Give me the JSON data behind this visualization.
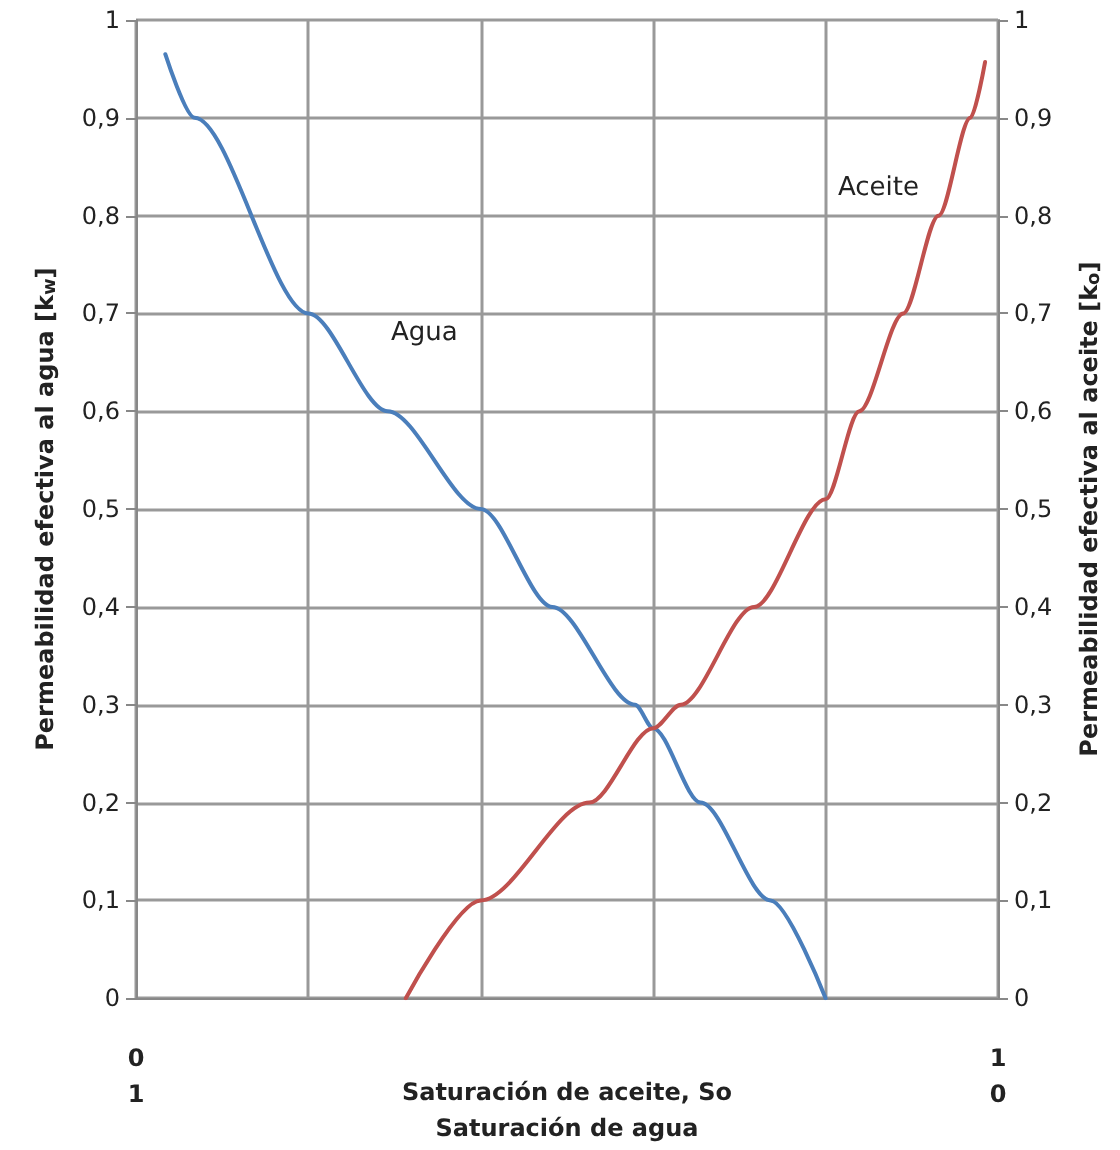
{
  "chart_data": {
    "type": "line",
    "xlabel": "Saturación de aceite, So",
    "x2label": "Saturación de agua",
    "ylabel": "Permeabilidad efectiva al agua [k$_{w}$]",
    "y2label": "Permeabilidad efectiva al aceite [k$_{o}$]",
    "xlim": [
      0,
      1
    ],
    "xticks": [
      {
        "value": 0,
        "label": "0"
      },
      {
        "value": 0.2,
        "label": null
      },
      {
        "value": 0.4,
        "label": null
      },
      {
        "value": 0.6,
        "label": null
      },
      {
        "value": 0.8,
        "label": null
      },
      {
        "value": 1,
        "label": "1"
      }
    ],
    "x2lim": [
      1,
      0
    ],
    "x2ticks": [
      1,
      0
    ],
    "ylim": [
      0,
      1
    ],
    "yticks": [
      {
        "value": 0,
        "label": "0"
      },
      {
        "value": 0.1,
        "label": "0,1"
      },
      {
        "value": 0.2,
        "label": "0,2"
      },
      {
        "value": 0.3,
        "label": "0,3"
      },
      {
        "value": 0.4,
        "label": "0,4"
      },
      {
        "value": 0.5,
        "label": "0,5"
      },
      {
        "value": 0.6,
        "label": "0,6"
      },
      {
        "value": 0.7,
        "label": "0,7"
      },
      {
        "value": 0.8,
        "label": "0,8"
      },
      {
        "value": 0.9,
        "label": "0,9"
      },
      {
        "value": 1,
        "label": "1"
      }
    ],
    "y2lim": [
      0,
      1
    ],
    "y2ticks": [
      {
        "value": 0,
        "label": "0"
      },
      {
        "value": 0.1,
        "label": "0,1"
      },
      {
        "value": 0.2,
        "label": "0,2"
      },
      {
        "value": 0.3,
        "label": "0,3"
      },
      {
        "value": 0.4,
        "label": "0,4"
      },
      {
        "value": 0.5,
        "label": "0,5"
      },
      {
        "value": 0.6,
        "label": "0,6"
      },
      {
        "value": 0.7,
        "label": "0,7"
      },
      {
        "value": 0.8,
        "label": "0,8"
      },
      {
        "value": 0.9,
        "label": "0,9"
      },
      {
        "value": 1,
        "label": "1"
      }
    ],
    "grid": true,
    "legend": false,
    "marker": "none",
    "line_style": "solid",
    "series": [
      {
        "name": "Agua",
        "color": "#4a7ebb",
        "x": [
          0.034,
          0.068,
          0.2,
          0.292,
          0.4,
          0.483,
          0.579,
          0.6,
          0.655,
          0.736,
          0.8
        ],
        "values": [
          0.965,
          0.9,
          0.7,
          0.6,
          0.5,
          0.4,
          0.3,
          0.276,
          0.2,
          0.1,
          0
        ]
      },
      {
        "name": "Aceite",
        "color": "#c0504d",
        "x": [
          0.313,
          0.4,
          0.526,
          0.6,
          0.632,
          0.717,
          0.8,
          0.839,
          0.89,
          0.931,
          0.968,
          0.985
        ],
        "values": [
          0,
          0.1,
          0.2,
          0.276,
          0.3,
          0.4,
          0.51,
          0.6,
          0.7,
          0.8,
          0.9,
          0.957
        ]
      }
    ]
  }
}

SET PROBLEM :: Write out all the entries again, word for word, and print no images.

COMPLETED EXERCISE ::
Give me the JSON data behind this visualization.
{
  "chart_data": {
    "type": "line",
    "xlabel": "Saturación de aceite, So",
    "x2label": "Saturación de agua",
    "ylabel": "Permeabilidad efectiva al agua [k$_{w}$]",
    "y2label": "Permeabilidad efectiva al aceite [k$_{o}$]",
    "xlim": [
      0,
      1
    ],
    "xticks": [
      {
        "value": 0,
        "label": "0"
      },
      {
        "value": 0.2,
        "label": null
      },
      {
        "value": 0.4,
        "label": null
      },
      {
        "value": 0.6,
        "label": null
      },
      {
        "value": 0.8,
        "label": null
      },
      {
        "value": 1,
        "label": "1"
      }
    ],
    "x2lim": [
      1,
      0
    ],
    "x2ticks": [
      1,
      0
    ],
    "ylim": [
      0,
      1
    ],
    "yticks": [
      {
        "value": 0,
        "label": "0"
      },
      {
        "value": 0.1,
        "label": "0,1"
      },
      {
        "value": 0.2,
        "label": "0,2"
      },
      {
        "value": 0.3,
        "label": "0,3"
      },
      {
        "value": 0.4,
        "label": "0,4"
      },
      {
        "value": 0.5,
        "label": "0,5"
      },
      {
        "value": 0.6,
        "label": "0,6"
      },
      {
        "value": 0.7,
        "label": "0,7"
      },
      {
        "value": 0.8,
        "label": "0,8"
      },
      {
        "value": 0.9,
        "label": "0,9"
      },
      {
        "value": 1,
        "label": "1"
      }
    ],
    "y2lim": [
      0,
      1
    ],
    "y2ticks": [
      {
        "value": 0,
        "label": "0"
      },
      {
        "value": 0.1,
        "label": "0,1"
      },
      {
        "value": 0.2,
        "label": "0,2"
      },
      {
        "value": 0.3,
        "label": "0,3"
      },
      {
        "value": 0.4,
        "label": "0,4"
      },
      {
        "value": 0.5,
        "label": "0,5"
      },
      {
        "value": 0.6,
        "label": "0,6"
      },
      {
        "value": 0.7,
        "label": "0,7"
      },
      {
        "value": 0.8,
        "label": "0,8"
      },
      {
        "value": 0.9,
        "label": "0,9"
      },
      {
        "value": 1,
        "label": "1"
      }
    ],
    "grid": true,
    "legend": false,
    "marker": "none",
    "line_style": "solid",
    "series": [
      {
        "name": "Agua",
        "color": "#4a7ebb",
        "x": [
          0.034,
          0.068,
          0.2,
          0.292,
          0.4,
          0.483,
          0.579,
          0.6,
          0.655,
          0.736,
          0.8
        ],
        "values": [
          0.965,
          0.9,
          0.7,
          0.6,
          0.5,
          0.4,
          0.3,
          0.276,
          0.2,
          0.1,
          0
        ]
      },
      {
        "name": "Aceite",
        "color": "#c0504d",
        "x": [
          0.313,
          0.4,
          0.526,
          0.6,
          0.632,
          0.717,
          0.8,
          0.839,
          0.89,
          0.931,
          0.968,
          0.985
        ],
        "values": [
          0,
          0.1,
          0.2,
          0.276,
          0.3,
          0.4,
          0.51,
          0.6,
          0.7,
          0.8,
          0.9,
          0.957
        ]
      }
    ]
  }
}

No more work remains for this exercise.